### Records to use
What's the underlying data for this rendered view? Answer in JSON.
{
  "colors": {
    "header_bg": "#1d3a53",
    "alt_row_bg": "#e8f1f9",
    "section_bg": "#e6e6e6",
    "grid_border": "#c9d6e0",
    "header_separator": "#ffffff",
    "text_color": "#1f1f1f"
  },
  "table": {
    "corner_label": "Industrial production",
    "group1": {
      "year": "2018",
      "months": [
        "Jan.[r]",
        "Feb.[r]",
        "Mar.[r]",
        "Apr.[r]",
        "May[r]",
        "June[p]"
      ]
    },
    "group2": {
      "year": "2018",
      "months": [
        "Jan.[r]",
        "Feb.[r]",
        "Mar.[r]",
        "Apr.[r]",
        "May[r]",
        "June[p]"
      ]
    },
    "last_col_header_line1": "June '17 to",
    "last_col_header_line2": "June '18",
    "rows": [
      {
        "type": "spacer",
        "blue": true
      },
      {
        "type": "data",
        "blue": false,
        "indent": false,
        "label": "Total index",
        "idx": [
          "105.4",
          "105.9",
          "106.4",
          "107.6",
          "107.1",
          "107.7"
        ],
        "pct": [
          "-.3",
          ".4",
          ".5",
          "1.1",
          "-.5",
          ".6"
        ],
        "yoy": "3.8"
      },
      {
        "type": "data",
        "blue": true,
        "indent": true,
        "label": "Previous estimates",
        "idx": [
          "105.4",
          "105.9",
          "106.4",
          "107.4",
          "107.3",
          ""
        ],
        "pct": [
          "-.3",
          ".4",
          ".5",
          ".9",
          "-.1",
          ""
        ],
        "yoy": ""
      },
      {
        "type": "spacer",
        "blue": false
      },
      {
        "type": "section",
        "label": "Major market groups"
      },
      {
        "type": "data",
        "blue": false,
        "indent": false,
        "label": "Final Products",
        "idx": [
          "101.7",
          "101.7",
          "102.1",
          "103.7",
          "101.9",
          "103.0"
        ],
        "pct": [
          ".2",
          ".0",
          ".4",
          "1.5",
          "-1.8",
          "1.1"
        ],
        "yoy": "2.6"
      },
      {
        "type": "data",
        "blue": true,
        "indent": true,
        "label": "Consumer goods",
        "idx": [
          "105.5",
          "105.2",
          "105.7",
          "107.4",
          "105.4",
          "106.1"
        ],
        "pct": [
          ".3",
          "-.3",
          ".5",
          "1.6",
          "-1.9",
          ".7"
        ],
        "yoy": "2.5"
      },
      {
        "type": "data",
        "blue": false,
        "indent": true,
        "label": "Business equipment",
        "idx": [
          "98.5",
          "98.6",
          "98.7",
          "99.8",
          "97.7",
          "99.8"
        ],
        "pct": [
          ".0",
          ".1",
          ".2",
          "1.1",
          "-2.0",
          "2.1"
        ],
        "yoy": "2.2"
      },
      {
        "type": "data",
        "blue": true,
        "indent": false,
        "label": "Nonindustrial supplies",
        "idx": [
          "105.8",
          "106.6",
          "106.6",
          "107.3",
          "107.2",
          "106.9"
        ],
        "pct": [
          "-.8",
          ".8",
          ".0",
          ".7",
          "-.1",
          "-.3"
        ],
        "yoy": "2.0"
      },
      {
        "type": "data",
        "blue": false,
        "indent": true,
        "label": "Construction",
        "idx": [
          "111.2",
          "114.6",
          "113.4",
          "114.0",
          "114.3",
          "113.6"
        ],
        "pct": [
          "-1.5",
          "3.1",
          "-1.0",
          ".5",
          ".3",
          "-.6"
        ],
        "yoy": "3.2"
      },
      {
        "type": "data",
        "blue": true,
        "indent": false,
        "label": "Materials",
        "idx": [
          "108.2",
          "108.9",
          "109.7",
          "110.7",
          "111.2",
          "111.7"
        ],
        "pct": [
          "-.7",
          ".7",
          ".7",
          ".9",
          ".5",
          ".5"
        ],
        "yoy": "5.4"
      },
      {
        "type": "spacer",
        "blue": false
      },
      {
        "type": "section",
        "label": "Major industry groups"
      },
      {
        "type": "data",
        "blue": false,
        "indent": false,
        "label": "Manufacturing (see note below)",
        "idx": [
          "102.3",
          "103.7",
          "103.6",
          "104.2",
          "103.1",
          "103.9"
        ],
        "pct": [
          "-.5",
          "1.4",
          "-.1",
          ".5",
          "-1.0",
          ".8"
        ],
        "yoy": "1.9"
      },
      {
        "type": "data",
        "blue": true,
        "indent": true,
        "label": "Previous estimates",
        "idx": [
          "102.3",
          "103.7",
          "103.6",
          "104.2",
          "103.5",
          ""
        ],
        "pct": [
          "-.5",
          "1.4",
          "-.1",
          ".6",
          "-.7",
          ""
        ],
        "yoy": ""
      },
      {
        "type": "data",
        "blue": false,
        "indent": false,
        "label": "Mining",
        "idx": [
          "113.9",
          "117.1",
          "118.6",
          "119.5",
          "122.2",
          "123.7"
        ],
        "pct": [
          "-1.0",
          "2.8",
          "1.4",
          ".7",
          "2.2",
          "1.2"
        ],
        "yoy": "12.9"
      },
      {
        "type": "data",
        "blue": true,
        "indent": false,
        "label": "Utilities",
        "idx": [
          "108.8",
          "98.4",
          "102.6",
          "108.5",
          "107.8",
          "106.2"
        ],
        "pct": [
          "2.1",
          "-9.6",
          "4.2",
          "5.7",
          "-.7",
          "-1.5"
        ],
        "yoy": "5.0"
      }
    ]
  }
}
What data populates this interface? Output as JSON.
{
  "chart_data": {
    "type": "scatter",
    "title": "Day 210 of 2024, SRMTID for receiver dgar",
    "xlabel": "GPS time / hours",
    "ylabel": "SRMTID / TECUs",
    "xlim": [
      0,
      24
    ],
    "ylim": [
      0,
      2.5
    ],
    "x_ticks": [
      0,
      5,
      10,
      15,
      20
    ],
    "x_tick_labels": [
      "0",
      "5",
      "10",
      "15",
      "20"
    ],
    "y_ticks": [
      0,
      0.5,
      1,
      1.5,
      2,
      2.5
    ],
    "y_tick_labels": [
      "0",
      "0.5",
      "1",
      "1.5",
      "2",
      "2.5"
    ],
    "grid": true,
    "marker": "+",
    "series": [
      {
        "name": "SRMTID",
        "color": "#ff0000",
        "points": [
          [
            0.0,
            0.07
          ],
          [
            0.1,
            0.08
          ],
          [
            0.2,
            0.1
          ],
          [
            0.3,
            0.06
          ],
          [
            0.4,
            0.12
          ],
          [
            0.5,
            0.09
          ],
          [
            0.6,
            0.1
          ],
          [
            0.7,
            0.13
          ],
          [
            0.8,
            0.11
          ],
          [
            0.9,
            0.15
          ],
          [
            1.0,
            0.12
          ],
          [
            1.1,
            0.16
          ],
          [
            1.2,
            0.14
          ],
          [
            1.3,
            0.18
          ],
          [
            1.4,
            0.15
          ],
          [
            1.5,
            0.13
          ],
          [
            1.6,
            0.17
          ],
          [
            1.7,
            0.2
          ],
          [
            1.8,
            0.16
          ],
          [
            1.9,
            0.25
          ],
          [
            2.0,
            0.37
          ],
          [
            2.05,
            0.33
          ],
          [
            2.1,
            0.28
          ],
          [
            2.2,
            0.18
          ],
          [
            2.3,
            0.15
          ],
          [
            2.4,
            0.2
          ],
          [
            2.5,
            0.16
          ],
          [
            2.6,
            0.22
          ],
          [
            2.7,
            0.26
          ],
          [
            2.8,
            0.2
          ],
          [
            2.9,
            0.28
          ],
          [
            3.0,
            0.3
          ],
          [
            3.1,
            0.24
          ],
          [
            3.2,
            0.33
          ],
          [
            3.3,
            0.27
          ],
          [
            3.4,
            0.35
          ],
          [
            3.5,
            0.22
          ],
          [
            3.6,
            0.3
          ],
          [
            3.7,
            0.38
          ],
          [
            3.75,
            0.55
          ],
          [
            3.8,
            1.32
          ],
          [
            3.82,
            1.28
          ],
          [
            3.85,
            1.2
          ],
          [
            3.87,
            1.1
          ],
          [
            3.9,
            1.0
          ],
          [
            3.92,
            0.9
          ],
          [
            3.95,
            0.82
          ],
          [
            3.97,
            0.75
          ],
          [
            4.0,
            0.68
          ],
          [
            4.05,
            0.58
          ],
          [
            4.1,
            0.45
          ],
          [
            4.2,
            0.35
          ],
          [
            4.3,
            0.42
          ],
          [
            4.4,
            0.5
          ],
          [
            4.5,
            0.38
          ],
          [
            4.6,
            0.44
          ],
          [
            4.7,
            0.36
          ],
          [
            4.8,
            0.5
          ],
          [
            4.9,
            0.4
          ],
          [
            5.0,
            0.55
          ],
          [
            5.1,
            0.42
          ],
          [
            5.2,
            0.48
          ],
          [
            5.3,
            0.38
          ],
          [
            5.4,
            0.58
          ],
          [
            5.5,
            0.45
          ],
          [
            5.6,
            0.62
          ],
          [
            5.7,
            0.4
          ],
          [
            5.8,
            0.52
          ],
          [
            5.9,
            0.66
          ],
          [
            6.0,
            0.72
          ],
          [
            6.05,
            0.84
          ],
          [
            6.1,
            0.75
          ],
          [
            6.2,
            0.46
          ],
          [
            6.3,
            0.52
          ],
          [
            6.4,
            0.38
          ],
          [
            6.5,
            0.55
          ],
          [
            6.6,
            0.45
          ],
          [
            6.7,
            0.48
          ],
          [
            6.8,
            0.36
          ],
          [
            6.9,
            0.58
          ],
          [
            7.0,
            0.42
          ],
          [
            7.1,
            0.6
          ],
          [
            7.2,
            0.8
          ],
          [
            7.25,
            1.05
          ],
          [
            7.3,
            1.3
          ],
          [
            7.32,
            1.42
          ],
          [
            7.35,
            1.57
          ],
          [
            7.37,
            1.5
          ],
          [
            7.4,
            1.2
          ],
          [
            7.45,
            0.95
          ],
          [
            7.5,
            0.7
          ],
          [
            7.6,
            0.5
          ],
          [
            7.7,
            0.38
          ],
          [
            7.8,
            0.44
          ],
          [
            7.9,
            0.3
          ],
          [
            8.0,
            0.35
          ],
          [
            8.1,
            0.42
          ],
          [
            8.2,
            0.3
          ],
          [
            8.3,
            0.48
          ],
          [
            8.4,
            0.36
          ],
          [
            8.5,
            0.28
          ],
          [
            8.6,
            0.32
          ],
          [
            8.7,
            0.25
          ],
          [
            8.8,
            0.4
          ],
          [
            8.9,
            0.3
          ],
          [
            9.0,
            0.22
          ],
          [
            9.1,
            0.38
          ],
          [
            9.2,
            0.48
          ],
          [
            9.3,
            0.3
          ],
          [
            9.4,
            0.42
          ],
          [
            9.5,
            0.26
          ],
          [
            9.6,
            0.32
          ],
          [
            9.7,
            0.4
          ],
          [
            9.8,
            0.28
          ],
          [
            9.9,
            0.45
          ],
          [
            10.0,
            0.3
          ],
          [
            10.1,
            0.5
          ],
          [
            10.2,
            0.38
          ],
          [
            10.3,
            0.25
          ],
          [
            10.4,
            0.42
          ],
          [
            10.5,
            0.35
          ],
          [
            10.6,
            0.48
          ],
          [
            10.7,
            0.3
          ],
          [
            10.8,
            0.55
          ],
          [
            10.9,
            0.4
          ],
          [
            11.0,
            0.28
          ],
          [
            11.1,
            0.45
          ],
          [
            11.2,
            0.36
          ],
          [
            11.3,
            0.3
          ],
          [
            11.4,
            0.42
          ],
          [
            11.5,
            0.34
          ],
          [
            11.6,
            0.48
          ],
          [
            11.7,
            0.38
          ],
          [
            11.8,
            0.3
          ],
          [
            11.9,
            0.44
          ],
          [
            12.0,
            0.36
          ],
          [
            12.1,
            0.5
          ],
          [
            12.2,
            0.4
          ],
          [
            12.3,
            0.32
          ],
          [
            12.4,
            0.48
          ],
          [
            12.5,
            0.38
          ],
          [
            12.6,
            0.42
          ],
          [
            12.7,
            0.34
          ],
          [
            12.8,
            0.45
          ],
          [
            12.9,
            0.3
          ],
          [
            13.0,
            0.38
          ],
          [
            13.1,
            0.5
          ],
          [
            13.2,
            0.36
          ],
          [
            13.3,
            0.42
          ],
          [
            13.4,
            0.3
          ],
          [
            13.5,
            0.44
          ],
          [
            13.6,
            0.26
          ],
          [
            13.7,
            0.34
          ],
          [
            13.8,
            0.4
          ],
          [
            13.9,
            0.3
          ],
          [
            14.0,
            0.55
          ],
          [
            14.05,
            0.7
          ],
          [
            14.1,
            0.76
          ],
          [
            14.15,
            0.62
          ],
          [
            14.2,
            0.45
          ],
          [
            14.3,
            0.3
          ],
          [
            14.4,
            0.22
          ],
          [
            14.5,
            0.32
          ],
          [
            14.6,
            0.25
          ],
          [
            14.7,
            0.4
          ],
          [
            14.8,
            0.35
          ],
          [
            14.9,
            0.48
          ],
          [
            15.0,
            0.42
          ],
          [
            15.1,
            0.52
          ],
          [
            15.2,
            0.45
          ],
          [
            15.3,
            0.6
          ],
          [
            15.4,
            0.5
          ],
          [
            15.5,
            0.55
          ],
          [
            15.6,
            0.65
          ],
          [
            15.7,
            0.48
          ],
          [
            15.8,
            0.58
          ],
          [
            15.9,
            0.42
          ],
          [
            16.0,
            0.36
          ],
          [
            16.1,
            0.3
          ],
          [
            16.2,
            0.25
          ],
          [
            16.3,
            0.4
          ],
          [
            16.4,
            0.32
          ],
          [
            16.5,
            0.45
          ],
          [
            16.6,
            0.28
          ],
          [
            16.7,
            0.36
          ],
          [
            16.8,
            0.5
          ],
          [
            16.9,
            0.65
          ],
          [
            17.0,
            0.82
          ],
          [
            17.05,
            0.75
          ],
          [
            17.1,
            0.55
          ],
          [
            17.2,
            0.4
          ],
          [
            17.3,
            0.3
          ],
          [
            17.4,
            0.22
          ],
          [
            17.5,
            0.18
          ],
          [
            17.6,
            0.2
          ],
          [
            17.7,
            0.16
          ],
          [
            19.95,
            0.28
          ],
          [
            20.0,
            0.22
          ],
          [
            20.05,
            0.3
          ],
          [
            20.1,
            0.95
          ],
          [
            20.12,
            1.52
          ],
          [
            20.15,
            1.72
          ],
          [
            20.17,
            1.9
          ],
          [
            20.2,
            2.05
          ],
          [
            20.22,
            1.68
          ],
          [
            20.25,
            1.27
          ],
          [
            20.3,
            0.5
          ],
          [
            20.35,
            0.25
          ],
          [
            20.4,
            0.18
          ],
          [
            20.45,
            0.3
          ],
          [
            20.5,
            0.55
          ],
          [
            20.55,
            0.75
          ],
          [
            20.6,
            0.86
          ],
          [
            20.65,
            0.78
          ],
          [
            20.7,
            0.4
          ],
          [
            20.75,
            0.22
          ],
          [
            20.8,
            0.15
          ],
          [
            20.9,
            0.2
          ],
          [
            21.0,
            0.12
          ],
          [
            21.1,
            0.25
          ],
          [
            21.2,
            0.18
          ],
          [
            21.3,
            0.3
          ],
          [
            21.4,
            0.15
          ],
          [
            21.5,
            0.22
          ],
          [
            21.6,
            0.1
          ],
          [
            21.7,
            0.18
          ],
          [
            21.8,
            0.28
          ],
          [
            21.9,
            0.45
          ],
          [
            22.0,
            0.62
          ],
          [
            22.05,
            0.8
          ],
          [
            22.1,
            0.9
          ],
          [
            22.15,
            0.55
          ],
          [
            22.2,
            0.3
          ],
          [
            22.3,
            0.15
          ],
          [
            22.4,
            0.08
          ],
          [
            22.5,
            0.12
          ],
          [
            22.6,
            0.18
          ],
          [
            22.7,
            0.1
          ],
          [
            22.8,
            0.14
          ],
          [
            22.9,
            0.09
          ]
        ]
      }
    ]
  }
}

### What is required
Show every line in the entries where the string "groups" occurs.

### Solution for this problem
        "label": "Major market groups"
        "label": "Major industry groups"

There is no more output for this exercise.